Instructions for the task = Pick every line from the data that holds the word "strony".

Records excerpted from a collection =
-------------------------

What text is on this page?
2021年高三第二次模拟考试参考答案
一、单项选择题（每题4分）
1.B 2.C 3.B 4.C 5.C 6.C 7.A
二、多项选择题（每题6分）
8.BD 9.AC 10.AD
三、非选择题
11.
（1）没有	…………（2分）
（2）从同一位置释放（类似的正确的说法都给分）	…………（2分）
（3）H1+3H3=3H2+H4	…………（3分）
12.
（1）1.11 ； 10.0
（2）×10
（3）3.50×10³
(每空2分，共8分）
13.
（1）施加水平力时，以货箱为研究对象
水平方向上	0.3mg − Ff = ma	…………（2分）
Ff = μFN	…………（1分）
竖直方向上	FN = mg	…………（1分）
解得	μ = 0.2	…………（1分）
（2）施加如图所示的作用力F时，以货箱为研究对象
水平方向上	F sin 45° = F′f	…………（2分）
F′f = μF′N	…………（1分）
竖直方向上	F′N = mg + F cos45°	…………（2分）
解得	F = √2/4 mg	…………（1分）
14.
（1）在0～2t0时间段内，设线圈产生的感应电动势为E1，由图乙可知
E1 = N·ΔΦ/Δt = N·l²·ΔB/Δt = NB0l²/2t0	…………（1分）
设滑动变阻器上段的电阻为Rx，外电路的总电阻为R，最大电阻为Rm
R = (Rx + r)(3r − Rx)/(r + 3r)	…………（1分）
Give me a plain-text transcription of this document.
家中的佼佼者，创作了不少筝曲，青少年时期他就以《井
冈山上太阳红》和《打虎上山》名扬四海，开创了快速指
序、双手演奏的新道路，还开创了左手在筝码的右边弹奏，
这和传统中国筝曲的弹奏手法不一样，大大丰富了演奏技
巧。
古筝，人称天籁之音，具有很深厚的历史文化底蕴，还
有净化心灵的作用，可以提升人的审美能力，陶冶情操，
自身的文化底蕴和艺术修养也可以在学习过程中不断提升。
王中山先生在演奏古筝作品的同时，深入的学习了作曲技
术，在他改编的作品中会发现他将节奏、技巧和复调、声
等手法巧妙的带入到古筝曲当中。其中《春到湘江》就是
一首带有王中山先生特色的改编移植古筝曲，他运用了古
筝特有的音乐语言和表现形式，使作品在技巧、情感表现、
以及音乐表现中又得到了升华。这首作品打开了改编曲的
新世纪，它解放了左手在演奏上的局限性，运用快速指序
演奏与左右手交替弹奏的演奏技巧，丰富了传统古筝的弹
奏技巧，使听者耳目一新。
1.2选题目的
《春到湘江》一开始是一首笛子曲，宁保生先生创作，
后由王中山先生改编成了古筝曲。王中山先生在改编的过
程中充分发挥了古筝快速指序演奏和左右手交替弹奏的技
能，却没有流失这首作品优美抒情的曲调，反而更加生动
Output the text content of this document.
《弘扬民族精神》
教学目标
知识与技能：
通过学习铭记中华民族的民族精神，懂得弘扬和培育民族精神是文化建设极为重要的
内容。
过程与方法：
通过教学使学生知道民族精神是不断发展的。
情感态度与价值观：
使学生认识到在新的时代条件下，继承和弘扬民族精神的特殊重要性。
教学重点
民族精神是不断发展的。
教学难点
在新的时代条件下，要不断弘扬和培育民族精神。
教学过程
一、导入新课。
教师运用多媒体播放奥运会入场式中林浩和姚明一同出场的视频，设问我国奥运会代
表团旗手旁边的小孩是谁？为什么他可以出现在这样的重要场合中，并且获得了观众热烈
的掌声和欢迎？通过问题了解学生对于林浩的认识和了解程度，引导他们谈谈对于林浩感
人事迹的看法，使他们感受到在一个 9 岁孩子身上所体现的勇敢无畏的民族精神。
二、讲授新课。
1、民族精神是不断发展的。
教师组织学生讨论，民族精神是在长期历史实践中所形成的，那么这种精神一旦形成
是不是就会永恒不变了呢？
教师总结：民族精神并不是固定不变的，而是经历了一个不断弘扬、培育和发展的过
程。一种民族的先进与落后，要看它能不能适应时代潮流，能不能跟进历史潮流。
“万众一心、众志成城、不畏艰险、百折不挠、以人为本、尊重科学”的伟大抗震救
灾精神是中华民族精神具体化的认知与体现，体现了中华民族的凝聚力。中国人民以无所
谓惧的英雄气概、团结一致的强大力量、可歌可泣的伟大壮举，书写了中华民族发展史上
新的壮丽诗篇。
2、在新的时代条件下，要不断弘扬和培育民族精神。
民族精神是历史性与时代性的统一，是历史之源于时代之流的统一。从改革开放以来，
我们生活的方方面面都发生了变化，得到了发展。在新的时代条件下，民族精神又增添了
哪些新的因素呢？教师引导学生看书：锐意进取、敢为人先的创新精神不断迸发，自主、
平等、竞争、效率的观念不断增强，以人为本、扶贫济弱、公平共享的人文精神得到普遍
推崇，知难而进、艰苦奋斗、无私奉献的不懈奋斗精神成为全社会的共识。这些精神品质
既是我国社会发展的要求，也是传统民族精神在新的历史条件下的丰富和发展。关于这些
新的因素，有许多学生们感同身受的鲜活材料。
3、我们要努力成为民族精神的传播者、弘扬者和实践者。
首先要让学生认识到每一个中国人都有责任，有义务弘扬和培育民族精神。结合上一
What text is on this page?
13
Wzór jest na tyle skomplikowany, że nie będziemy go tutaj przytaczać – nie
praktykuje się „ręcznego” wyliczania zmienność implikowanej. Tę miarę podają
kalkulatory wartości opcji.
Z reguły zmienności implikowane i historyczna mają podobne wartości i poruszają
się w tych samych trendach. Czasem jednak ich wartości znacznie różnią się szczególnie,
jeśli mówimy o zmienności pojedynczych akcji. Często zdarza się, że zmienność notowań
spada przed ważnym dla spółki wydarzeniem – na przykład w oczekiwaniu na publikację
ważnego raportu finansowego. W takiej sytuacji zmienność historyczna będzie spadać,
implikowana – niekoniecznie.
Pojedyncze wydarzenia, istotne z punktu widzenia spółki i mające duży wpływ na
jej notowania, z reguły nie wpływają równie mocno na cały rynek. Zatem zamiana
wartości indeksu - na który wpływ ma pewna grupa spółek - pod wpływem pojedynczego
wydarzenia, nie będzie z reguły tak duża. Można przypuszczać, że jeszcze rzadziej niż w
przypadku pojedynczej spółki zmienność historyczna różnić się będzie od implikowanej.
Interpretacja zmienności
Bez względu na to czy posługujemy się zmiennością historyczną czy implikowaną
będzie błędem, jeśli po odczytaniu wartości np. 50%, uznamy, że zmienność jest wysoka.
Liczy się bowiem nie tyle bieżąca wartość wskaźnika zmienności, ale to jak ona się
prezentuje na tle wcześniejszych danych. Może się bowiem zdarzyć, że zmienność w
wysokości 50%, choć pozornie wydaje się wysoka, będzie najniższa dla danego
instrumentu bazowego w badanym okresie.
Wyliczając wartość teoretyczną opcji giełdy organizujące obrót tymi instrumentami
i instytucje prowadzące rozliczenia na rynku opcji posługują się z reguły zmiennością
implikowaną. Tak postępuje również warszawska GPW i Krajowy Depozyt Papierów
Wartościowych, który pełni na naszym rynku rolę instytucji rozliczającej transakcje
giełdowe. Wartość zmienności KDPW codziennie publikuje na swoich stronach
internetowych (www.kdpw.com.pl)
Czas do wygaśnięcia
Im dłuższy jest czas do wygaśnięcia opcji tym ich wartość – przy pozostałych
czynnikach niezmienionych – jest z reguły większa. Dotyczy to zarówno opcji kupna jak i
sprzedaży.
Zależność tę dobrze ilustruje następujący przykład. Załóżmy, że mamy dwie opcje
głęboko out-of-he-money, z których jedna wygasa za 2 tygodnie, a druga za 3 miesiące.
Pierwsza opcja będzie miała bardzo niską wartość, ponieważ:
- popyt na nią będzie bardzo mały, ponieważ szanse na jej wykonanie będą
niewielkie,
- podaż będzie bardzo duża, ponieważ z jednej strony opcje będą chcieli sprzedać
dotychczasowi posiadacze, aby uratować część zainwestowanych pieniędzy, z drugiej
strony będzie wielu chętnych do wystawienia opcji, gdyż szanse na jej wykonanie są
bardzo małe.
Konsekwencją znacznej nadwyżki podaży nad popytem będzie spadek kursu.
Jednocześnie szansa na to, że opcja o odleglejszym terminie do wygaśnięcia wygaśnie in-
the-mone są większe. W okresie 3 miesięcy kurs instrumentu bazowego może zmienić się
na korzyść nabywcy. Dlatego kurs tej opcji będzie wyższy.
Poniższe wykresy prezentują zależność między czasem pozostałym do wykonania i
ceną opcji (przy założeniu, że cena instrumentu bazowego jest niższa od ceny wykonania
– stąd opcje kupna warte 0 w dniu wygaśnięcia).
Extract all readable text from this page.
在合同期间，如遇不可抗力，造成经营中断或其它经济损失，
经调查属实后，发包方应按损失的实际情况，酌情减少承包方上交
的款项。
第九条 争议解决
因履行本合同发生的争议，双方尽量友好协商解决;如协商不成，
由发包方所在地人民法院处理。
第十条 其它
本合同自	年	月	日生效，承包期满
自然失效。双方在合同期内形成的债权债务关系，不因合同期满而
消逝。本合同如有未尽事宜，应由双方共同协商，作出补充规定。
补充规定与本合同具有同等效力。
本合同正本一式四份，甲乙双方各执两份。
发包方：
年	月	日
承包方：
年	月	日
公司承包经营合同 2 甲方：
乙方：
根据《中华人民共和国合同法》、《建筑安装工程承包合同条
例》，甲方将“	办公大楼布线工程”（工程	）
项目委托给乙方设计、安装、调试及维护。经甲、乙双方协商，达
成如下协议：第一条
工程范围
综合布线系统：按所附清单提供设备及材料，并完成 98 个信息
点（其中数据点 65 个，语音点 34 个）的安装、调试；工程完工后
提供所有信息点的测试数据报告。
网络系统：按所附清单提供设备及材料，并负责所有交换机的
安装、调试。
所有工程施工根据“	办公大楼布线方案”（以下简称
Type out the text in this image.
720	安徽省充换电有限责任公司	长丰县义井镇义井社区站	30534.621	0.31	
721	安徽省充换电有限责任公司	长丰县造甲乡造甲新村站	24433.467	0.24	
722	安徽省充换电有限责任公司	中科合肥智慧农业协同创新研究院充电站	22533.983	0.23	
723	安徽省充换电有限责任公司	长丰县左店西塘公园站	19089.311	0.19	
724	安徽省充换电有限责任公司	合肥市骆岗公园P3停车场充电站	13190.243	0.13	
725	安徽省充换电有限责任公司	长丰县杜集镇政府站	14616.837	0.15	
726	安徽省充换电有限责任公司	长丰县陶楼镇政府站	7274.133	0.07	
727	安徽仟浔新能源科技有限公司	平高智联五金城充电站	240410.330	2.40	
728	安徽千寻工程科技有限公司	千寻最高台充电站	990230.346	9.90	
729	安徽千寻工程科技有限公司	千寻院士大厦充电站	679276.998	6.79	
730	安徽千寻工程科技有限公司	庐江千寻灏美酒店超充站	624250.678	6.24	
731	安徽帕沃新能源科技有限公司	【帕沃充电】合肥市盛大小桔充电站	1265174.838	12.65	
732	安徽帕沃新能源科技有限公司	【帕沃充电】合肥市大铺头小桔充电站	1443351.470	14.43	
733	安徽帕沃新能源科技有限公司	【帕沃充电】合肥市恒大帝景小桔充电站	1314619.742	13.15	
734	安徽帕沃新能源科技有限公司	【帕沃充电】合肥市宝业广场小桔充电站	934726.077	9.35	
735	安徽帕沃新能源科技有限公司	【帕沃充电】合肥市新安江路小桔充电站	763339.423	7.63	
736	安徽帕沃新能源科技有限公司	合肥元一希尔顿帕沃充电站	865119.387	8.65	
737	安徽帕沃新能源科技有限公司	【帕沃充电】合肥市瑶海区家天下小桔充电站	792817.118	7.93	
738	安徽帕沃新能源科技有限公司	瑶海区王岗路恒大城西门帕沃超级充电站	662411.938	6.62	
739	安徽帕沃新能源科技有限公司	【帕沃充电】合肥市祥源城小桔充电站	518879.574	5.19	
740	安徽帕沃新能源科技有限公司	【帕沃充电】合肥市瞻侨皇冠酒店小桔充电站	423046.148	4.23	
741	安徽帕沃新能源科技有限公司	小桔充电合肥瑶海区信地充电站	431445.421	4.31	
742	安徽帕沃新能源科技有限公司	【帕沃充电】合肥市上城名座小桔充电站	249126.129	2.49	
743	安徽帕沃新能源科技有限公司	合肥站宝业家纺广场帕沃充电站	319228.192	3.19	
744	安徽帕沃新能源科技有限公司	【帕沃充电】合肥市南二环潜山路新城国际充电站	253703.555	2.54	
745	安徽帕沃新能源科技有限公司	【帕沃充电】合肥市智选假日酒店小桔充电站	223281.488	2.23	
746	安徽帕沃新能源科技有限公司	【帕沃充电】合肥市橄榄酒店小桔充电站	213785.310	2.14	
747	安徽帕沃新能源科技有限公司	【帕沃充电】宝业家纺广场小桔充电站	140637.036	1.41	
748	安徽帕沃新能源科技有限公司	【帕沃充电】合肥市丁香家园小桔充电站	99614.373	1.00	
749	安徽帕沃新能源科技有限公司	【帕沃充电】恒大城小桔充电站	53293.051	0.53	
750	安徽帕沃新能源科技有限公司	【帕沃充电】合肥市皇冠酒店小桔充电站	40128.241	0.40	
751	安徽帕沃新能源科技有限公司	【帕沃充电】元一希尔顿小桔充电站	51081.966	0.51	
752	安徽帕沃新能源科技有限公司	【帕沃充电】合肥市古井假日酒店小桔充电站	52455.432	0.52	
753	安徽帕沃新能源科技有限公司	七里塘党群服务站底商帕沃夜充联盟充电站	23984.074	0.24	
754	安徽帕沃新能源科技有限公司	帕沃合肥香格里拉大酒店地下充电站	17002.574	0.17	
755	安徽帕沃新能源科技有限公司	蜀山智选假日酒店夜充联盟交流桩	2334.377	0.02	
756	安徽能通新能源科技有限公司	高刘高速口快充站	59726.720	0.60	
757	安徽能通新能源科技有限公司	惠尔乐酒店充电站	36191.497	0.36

-------------------------

Output =
- podaż będzie bardzo duża, ponieważ z jednej strony opcje będą chcieli sprzedać
strony będzie wielu chętnych do wystawienia opcji, gdyż szanse na jej wykonanie są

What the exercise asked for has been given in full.